## Given exercise
Every entry must be repeated exactly. Exclude all pictures.

## Given information
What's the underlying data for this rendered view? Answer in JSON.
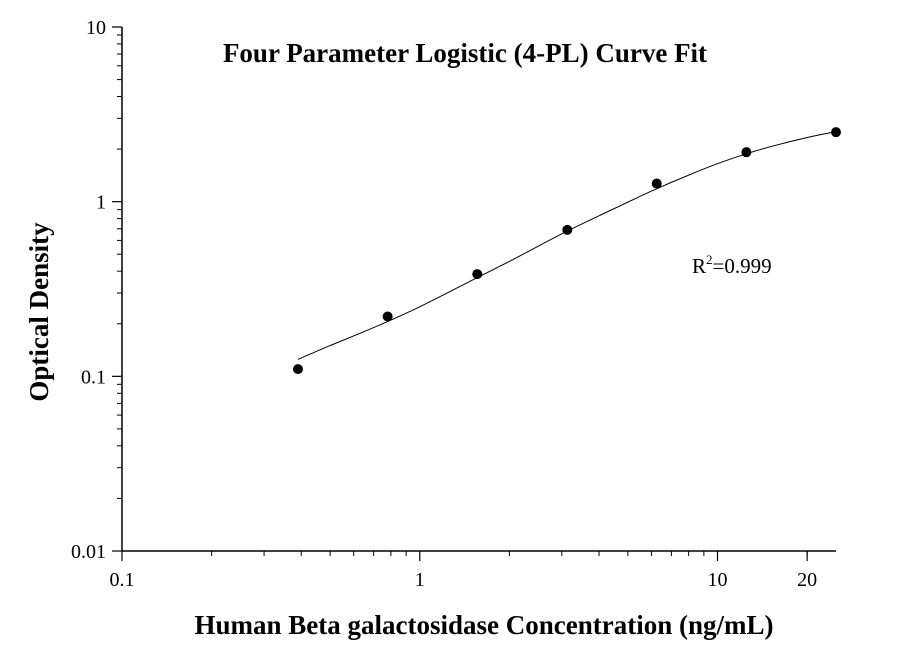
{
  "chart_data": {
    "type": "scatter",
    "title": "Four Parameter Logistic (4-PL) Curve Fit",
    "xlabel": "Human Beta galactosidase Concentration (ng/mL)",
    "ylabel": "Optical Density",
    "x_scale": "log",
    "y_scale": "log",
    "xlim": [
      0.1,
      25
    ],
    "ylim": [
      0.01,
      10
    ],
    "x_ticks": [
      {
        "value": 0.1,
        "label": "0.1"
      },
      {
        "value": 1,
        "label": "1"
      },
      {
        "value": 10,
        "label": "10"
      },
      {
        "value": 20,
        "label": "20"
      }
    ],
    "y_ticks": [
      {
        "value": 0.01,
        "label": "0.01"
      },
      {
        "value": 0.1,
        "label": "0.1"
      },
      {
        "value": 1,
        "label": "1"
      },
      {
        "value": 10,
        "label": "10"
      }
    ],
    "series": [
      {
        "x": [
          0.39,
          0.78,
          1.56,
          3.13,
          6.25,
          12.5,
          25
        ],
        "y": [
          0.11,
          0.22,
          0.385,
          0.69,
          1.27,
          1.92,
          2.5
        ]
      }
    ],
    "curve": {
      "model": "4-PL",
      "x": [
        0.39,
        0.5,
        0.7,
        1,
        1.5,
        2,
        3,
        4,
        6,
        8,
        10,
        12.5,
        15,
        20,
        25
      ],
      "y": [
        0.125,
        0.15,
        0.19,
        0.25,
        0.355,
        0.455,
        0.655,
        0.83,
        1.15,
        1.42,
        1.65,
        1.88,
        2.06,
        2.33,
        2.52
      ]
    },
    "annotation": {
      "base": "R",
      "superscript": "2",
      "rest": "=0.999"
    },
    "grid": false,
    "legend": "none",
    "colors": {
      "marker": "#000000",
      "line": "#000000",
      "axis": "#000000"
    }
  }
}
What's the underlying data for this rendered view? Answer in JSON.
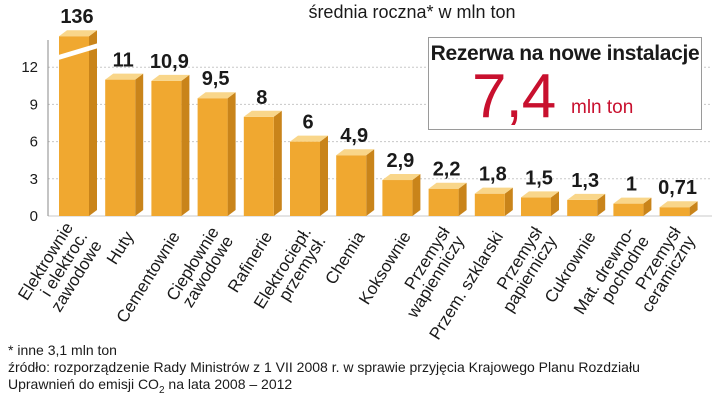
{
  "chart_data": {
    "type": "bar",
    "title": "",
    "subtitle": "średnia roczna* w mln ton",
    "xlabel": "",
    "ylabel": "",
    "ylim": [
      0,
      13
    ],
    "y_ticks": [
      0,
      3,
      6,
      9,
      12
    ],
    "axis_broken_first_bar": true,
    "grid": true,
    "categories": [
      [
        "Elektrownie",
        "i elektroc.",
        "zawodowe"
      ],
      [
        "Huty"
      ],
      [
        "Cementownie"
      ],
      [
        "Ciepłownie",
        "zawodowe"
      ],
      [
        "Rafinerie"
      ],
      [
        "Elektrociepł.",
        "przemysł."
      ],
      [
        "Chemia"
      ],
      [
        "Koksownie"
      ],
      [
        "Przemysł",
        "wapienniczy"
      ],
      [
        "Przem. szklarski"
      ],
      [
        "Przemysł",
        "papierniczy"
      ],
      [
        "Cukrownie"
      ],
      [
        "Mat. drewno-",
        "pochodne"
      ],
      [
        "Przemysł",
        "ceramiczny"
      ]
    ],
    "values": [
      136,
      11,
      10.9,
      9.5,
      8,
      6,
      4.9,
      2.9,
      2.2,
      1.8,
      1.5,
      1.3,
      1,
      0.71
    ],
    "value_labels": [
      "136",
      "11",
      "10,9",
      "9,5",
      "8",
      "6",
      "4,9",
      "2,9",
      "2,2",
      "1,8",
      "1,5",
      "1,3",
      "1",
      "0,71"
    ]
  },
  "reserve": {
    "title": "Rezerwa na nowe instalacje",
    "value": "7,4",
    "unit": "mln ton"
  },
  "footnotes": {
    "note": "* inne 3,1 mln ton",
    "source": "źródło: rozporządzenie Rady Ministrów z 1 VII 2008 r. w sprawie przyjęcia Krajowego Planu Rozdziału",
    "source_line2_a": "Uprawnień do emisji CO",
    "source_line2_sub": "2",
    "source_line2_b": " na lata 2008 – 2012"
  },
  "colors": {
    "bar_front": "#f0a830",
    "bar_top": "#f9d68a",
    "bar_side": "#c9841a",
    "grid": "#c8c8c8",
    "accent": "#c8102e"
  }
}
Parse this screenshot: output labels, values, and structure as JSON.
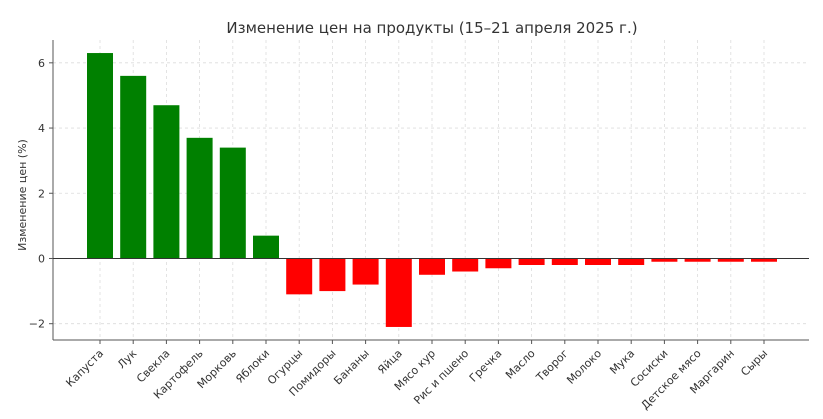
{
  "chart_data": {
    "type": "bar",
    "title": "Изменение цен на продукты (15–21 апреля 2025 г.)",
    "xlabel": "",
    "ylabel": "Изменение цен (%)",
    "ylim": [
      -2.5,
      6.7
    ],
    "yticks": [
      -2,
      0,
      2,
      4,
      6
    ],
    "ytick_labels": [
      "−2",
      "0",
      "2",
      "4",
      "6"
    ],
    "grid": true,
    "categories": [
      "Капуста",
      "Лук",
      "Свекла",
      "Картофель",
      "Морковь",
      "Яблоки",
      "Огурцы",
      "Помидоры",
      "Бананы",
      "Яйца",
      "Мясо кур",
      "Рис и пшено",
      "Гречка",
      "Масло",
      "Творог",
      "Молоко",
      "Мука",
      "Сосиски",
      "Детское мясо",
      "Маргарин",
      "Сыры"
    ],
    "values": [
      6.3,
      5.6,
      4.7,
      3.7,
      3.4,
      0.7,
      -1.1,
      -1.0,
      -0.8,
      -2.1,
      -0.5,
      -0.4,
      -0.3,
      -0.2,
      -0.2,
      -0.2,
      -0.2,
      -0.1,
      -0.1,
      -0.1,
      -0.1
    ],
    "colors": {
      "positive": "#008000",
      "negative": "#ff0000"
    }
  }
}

## Result for this exercise
What's the underlying data for this rendered view? Answer in JSON.
{
  "chart_data": {
    "type": "scatter",
    "title": "Four Parameter Logistic (4-PL) Curve Fit",
    "xlabel": "Human Beta galactosidase Concentration (ng/mL)",
    "ylabel": "Optical Density",
    "x_scale": "log",
    "y_scale": "log",
    "xlim": [
      0.1,
      25
    ],
    "ylim": [
      0.01,
      10
    ],
    "x_ticks": [
      {
        "value": 0.1,
        "label": "0.1"
      },
      {
        "value": 1,
        "label": "1"
      },
      {
        "value": 10,
        "label": "10"
      },
      {
        "value": 20,
        "label": "20"
      }
    ],
    "y_ticks": [
      {
        "value": 0.01,
        "label": "0.01"
      },
      {
        "value": 0.1,
        "label": "0.1"
      },
      {
        "value": 1,
        "label": "1"
      },
      {
        "value": 10,
        "label": "10"
      }
    ],
    "series": [
      {
        "x": [
          0.39,
          0.78,
          1.56,
          3.13,
          6.25,
          12.5,
          25
        ],
        "y": [
          0.11,
          0.22,
          0.385,
          0.69,
          1.27,
          1.92,
          2.5
        ]
      }
    ],
    "curve": {
      "model": "4-PL",
      "x": [
        0.39,
        0.5,
        0.7,
        1,
        1.5,
        2,
        3,
        4,
        6,
        8,
        10,
        12.5,
        15,
        20,
        25
      ],
      "y": [
        0.125,
        0.15,
        0.19,
        0.25,
        0.355,
        0.455,
        0.655,
        0.83,
        1.15,
        1.42,
        1.65,
        1.88,
        2.06,
        2.33,
        2.52
      ]
    },
    "annotation": {
      "base": "R",
      "superscript": "2",
      "rest": "=0.999"
    },
    "grid": false,
    "legend": "none",
    "colors": {
      "marker": "#000000",
      "line": "#000000",
      "axis": "#000000"
    }
  }
}
What's the underlying data for this rendered view? Answer in JSON.
{
  "chart_data": {
    "type": "bar",
    "title": "",
    "subtitle": "średnia roczna* w mln ton",
    "xlabel": "",
    "ylabel": "",
    "ylim": [
      0,
      13
    ],
    "y_ticks": [
      0,
      3,
      6,
      9,
      12
    ],
    "axis_broken_first_bar": true,
    "grid": true,
    "categories": [
      [
        "Elektrownie",
        "i elektroc.",
        "zawodowe"
      ],
      [
        "Huty"
      ],
      [
        "Cementownie"
      ],
      [
        "Ciepłownie",
        "zawodowe"
      ],
      [
        "Rafinerie"
      ],
      [
        "Elektrociepł.",
        "przemysł."
      ],
      [
        "Chemia"
      ],
      [
        "Koksownie"
      ],
      [
        "Przemysł",
        "wapienniczy"
      ],
      [
        "Przem. szklarski"
      ],
      [
        "Przemysł",
        "papierniczy"
      ],
      [
        "Cukrownie"
      ],
      [
        "Mat. drewno-",
        "pochodne"
      ],
      [
        "Przemysł",
        "ceramiczny"
      ]
    ],
    "values": [
      136,
      11,
      10.9,
      9.5,
      8,
      6,
      4.9,
      2.9,
      2.2,
      1.8,
      1.5,
      1.3,
      1,
      0.71
    ],
    "value_labels": [
      "136",
      "11",
      "10,9",
      "9,5",
      "8",
      "6",
      "4,9",
      "2,9",
      "2,2",
      "1,8",
      "1,5",
      "1,3",
      "1",
      "0,71"
    ]
  },
  "reserve": {
    "title": "Rezerwa na nowe instalacje",
    "value": "7,4",
    "unit": "mln ton"
  },
  "footnotes": {
    "note": "* inne 3,1 mln ton",
    "source": "źródło: rozporządzenie Rady Ministrów z 1 VII 2008 r. w sprawie przyjęcia Krajowego Planu Rozdziału",
    "source_line2_a": "Uprawnień do emisji CO",
    "source_line2_sub": "2",
    "source_line2_b": " na lata 2008 – 2012"
  },
  "colors": {
    "bar_front": "#f0a830",
    "bar_top": "#f9d68a",
    "bar_side": "#c9841a",
    "grid": "#c8c8c8",
    "accent": "#c8102e"
  }
}
Parse this screenshot: output labels, values, and structure as JSON.
{
  "chart_data": {
    "type": "bar",
    "title": "Изменение цен на продукты (15–21 апреля 2025 г.)",
    "xlabel": "",
    "ylabel": "Изменение цен (%)",
    "ylim": [
      -2.5,
      6.7
    ],
    "yticks": [
      -2,
      0,
      2,
      4,
      6
    ],
    "ytick_labels": [
      "−2",
      "0",
      "2",
      "4",
      "6"
    ],
    "grid": true,
    "categories": [
      "Капуста",
      "Лук",
      "Свекла",
      "Картофель",
      "Морковь",
      "Яблоки",
      "Огурцы",
      "Помидоры",
      "Бананы",
      "Яйца",
      "Мясо кур",
      "Рис и пшено",
      "Гречка",
      "Масло",
      "Творог",
      "Молоко",
      "Мука",
      "Сосиски",
      "Детское мясо",
      "Маргарин",
      "Сыры"
    ],
    "values": [
      6.3,
      5.6,
      4.7,
      3.7,
      3.4,
      0.7,
      -1.1,
      -1.0,
      -0.8,
      -2.1,
      -0.5,
      -0.4,
      -0.3,
      -0.2,
      -0.2,
      -0.2,
      -0.2,
      -0.1,
      -0.1,
      -0.1,
      -0.1
    ],
    "colors": {
      "positive": "#008000",
      "negative": "#ff0000"
    }
  }
}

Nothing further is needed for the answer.